** begin Entries **

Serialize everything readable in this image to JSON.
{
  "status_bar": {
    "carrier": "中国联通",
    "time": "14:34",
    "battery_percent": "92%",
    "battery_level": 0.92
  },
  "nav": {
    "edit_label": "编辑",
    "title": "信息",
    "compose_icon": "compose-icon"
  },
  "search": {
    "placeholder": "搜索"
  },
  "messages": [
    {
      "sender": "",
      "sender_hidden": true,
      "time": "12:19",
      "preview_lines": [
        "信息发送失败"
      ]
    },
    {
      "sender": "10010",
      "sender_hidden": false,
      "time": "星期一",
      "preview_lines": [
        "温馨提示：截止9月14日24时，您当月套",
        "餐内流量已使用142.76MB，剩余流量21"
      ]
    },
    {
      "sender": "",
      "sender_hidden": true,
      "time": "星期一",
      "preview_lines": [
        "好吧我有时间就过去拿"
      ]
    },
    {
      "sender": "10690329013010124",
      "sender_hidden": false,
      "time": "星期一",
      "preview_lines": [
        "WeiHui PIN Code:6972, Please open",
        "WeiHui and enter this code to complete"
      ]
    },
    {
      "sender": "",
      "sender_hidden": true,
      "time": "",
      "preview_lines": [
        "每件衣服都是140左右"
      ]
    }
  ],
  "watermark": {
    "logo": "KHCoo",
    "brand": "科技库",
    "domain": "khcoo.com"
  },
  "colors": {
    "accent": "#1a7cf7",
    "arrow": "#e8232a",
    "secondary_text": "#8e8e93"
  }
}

** end Entries **

## Aim of the exercise:
Exactly as shown, repeat every record.

## Expected output:
Serialize everything readable in this image to JSON.
{
  "status_bar": {
    "carrier": "中国联通",
    "time": "14:34",
    "battery_percent": "92%",
    "battery_level": 0.92
  },
  "nav": {
    "edit_label": "编辑",
    "title": "信息",
    "compose_icon": "compose-icon"
  },
  "search": {
    "placeholder": "搜索"
  },
  "messages": [
    {
      "sender": "",
      "sender_hidden": true,
      "time": "12:19",
      "preview_lines": [
        "信息发送失败"
      ]
    },
    {
      "sender": "10010",
      "sender_hidden": false,
      "time": "星期一",
      "preview_lines": [
        "温馨提示：截止9月14日24时，您当月套",
        "餐内流量已使用142.76MB，剩余流量21"
      ]
    },
    {
      "sender": "",
      "sender_hidden": true,
      "time": "星期一",
      "preview_lines": [
        "好吧我有时间就过去拿"
      ]
    },
    {
      "sender": "10690329013010124",
      "sender_hidden": false,
      "time": "星期一",
      "preview_lines": [
        "WeiHui PIN Code:6972, Please open",
        "WeiHui and enter this code to complete"
      ]
    },
    {
      "sender": "",
      "sender_hidden": true,
      "time": "",
      "preview_lines": [
        "每件衣服都是140左右"
      ]
    }
  ],
  "watermark": {
    "logo": "KHCoo",
    "brand": "科技库",
    "domain": "khcoo.com"
  },
  "colors": {
    "accent": "#1a7cf7",
    "arrow": "#e8232a",
    "secondary_text": "#8e8e93"
  }
}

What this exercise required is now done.